Your objective =>
Write out the whole listing exactly as it stands.

Raw data =>
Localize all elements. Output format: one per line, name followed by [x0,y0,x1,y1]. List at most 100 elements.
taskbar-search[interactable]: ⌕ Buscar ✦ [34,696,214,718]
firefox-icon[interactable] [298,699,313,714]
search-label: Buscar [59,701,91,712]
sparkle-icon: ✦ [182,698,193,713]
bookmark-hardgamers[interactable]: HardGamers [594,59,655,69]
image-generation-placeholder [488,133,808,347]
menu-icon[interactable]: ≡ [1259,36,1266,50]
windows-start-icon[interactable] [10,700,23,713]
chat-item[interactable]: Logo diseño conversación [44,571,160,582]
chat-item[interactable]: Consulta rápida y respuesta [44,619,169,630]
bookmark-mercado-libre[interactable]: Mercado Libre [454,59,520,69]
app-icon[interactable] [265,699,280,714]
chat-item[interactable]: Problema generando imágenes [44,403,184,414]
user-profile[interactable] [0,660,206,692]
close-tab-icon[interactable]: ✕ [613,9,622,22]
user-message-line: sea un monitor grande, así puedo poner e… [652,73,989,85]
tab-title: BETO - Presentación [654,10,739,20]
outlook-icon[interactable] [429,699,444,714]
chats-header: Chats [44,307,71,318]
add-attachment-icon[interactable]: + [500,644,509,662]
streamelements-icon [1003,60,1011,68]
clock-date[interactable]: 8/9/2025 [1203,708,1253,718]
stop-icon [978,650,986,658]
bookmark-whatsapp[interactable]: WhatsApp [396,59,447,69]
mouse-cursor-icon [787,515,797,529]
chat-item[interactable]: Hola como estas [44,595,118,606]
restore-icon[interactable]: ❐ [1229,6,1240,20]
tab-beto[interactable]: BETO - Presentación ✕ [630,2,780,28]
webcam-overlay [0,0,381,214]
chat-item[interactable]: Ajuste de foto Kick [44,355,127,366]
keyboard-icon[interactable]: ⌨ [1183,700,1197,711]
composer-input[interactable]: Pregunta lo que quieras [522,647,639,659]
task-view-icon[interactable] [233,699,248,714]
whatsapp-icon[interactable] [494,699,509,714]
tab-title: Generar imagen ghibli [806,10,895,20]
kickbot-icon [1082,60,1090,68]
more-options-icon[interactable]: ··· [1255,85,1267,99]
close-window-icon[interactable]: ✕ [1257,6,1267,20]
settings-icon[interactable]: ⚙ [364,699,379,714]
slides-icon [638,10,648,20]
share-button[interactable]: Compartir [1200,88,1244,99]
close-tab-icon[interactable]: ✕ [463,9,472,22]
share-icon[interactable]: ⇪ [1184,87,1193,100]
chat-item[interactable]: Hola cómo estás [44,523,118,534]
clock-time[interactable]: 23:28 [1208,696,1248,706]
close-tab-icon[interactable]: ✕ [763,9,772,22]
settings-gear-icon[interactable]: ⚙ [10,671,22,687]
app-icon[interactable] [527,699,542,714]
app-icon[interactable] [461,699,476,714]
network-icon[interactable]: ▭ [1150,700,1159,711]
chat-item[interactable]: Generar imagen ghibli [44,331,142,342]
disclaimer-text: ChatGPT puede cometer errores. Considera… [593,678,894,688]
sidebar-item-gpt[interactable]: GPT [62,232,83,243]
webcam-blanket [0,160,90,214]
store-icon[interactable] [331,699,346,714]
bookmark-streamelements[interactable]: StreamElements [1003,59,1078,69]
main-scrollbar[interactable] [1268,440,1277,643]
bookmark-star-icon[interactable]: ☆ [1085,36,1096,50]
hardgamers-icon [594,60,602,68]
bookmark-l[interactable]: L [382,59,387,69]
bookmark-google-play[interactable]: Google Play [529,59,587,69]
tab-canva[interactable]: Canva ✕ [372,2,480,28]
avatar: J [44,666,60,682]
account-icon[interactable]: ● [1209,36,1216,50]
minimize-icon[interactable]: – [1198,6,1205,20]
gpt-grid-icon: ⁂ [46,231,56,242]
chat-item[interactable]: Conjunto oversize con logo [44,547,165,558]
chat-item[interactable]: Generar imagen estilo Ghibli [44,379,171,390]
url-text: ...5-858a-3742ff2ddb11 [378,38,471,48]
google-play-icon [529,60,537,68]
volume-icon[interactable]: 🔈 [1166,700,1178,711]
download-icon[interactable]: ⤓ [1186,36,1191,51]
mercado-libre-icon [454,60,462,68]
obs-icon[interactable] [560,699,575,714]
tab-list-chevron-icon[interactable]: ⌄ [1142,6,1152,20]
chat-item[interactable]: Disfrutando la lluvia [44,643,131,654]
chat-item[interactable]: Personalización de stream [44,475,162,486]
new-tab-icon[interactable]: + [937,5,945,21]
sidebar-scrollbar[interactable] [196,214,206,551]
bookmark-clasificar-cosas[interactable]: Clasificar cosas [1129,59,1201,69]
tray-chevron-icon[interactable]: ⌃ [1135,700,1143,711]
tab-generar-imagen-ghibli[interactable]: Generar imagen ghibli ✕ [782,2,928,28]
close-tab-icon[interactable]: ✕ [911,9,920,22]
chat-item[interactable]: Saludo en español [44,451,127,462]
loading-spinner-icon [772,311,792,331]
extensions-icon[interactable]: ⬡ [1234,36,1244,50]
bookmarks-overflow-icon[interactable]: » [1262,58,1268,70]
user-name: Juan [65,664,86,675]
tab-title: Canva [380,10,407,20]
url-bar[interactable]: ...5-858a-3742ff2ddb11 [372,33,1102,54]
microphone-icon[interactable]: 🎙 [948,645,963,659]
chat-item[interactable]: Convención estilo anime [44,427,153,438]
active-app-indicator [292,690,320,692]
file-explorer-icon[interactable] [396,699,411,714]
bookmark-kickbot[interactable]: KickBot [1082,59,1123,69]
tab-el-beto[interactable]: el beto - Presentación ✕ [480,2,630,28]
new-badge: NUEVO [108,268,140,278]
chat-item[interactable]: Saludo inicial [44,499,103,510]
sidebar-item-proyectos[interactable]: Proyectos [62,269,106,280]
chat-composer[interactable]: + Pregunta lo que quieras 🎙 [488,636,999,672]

Result of this task =>
Localize all elements. Output format: one per line, name followed by [x0,y0,x1,y1]. List at most 100 elements.
taskbar-search[interactable]: ⌕ Buscar ✦ [34,696,214,718]
firefox-icon[interactable] [298,699,313,714]
search-label: Buscar [59,701,91,712]
sparkle-icon: ✦ [182,698,193,713]
bookmark-hardgamers[interactable]: HardGamers [594,59,655,69]
image-generation-placeholder [488,133,808,347]
menu-icon[interactable]: ≡ [1259,36,1266,50]
windows-start-icon[interactable] [10,700,23,713]
chat-item[interactable]: Logo diseño conversación [44,571,160,582]
chat-item[interactable]: Consulta rápida y respuesta [44,619,169,630]
bookmark-mercado-libre[interactable]: Mercado Libre [454,59,520,69]
app-icon[interactable] [265,699,280,714]
chat-item[interactable]: Problema generando imágenes [44,403,184,414]
user-profile[interactable] [0,660,206,692]
close-tab-icon[interactable]: ✕ [613,9,622,22]
user-message-line: sea un monitor grande, así puedo poner e… [652,73,989,85]
tab-title: BETO - Presentación [654,10,739,20]
outlook-icon[interactable] [429,699,444,714]
chats-header: Chats [44,307,71,318]
add-attachment-icon[interactable]: + [500,644,509,662]
streamelements-icon [1003,60,1011,68]
clock-date[interactable]: 8/9/2025 [1203,708,1253,718]
stop-icon [978,650,986,658]
bookmark-whatsapp[interactable]: WhatsApp [396,59,447,69]
mouse-cursor-icon [787,515,797,529]
chat-item[interactable]: Hola como estas [44,595,118,606]
restore-icon[interactable]: ❐ [1229,6,1240,20]
tab-beto[interactable]: BETO - Presentación ✕ [630,2,780,28]
webcam-overlay [0,0,381,214]
chat-item[interactable]: Ajuste de foto Kick [44,355,127,366]
keyboard-icon[interactable]: ⌨ [1183,700,1197,711]
composer-input[interactable]: Pregunta lo que quieras [522,647,639,659]
task-view-icon[interactable] [233,699,248,714]
whatsapp-icon[interactable] [494,699,509,714]
tab-title: Generar imagen ghibli [806,10,895,20]
kickbot-icon [1082,60,1090,68]
more-options-icon[interactable]: ··· [1255,85,1267,99]
close-window-icon[interactable]: ✕ [1257,6,1267,20]
settings-icon[interactable]: ⚙ [364,699,379,714]
slides-icon [638,10,648,20]
share-button[interactable]: Compartir [1200,88,1244,99]
close-tab-icon[interactable]: ✕ [463,9,472,22]
share-icon[interactable]: ⇪ [1184,87,1193,100]
chat-item[interactable]: Hola cómo estás [44,523,118,534]
clock-time[interactable]: 23:28 [1208,696,1248,706]
close-tab-icon[interactable]: ✕ [763,9,772,22]
settings-gear-icon[interactable]: ⚙ [10,671,22,687]
app-icon[interactable] [527,699,542,714]
app-icon[interactable] [461,699,476,714]
network-icon[interactable]: ▭ [1150,700,1159,711]
chat-item[interactable]: Generar imagen ghibli [44,331,142,342]
disclaimer-text: ChatGPT puede cometer errores. Considera… [593,678,894,688]
sidebar-item-gpt[interactable]: GPT [62,232,83,243]
webcam-blanket [0,160,90,214]
store-icon[interactable] [331,699,346,714]
bookmark-streamelements[interactable]: StreamElements [1003,59,1078,69]
main-scrollbar[interactable] [1268,440,1277,643]
bookmark-star-icon[interactable]: ☆ [1085,36,1096,50]
hardgamers-icon [594,60,602,68]
bookmark-l[interactable]: L [382,59,387,69]
bookmark-google-play[interactable]: Google Play [529,59,587,69]
tab-canva[interactable]: Canva ✕ [372,2,480,28]
avatar: J [44,666,60,682]
account-icon[interactable]: ● [1209,36,1216,50]
minimize-icon[interactable]: – [1198,6,1205,20]
gpt-grid-icon: ⁂ [46,231,56,242]
chat-item[interactable]: Conjunto oversize con logo [44,547,165,558]
chat-item[interactable]: Generar imagen estilo Ghibli [44,379,171,390]
url-text: ...5-858a-3742ff2ddb11 [378,38,471,48]
google-play-icon [529,60,537,68]
volume-icon[interactable]: 🔈 [1166,700,1178,711]
download-icon[interactable]: ⤓ [1186,36,1191,51]
mercado-libre-icon [454,60,462,68]
obs-icon[interactable] [560,699,575,714]
tab-list-chevron-icon[interactable]: ⌄ [1142,6,1152,20]
chat-item[interactable]: Disfrutando la lluvia [44,643,131,654]
chat-item[interactable]: Personalización de stream [44,475,162,486]
new-tab-icon[interactable]: + [937,5,945,21]
sidebar-scrollbar[interactable] [196,214,206,551]
bookmark-clasificar-cosas[interactable]: Clasificar cosas [1129,59,1201,69]
tray-chevron-icon[interactable]: ⌃ [1135,700,1143,711]
tab-generar-imagen-ghibli[interactable]: Generar imagen ghibli ✕ [782,2,928,28]
close-tab-icon[interactable]: ✕ [911,9,920,22]
chat-item[interactable]: Saludo en español [44,451,127,462]
loading-spinner-icon [772,311,792,331]
extensions-icon[interactable]: ⬡ [1234,36,1244,50]
bookmarks-overflow-icon[interactable]: » [1262,58,1268,70]
user-name: Juan [65,664,86,675]
tab-title: Canva [380,10,407,20]
url-bar[interactable]: ...5-858a-3742ff2ddb11 [372,33,1102,54]
microphone-icon[interactable]: 🎙 [948,645,963,659]
chat-item[interactable]: Convención estilo anime [44,427,153,438]
active-app-indicator [292,690,320,692]
file-explorer-icon[interactable] [396,699,411,714]
bookmark-kickbot[interactable]: KickBot [1082,59,1123,69]
tab-el-beto[interactable]: el beto - Presentación ✕ [480,2,630,28]
new-badge: NUEVO [108,268,140,278]
chat-item[interactable]: Saludo inicial [44,499,103,510]
sidebar-item-proyectos[interactable]: Proyectos [62,269,106,280]
chat-composer[interactable]: + Pregunta lo que quieras 🎙 [488,636,999,672]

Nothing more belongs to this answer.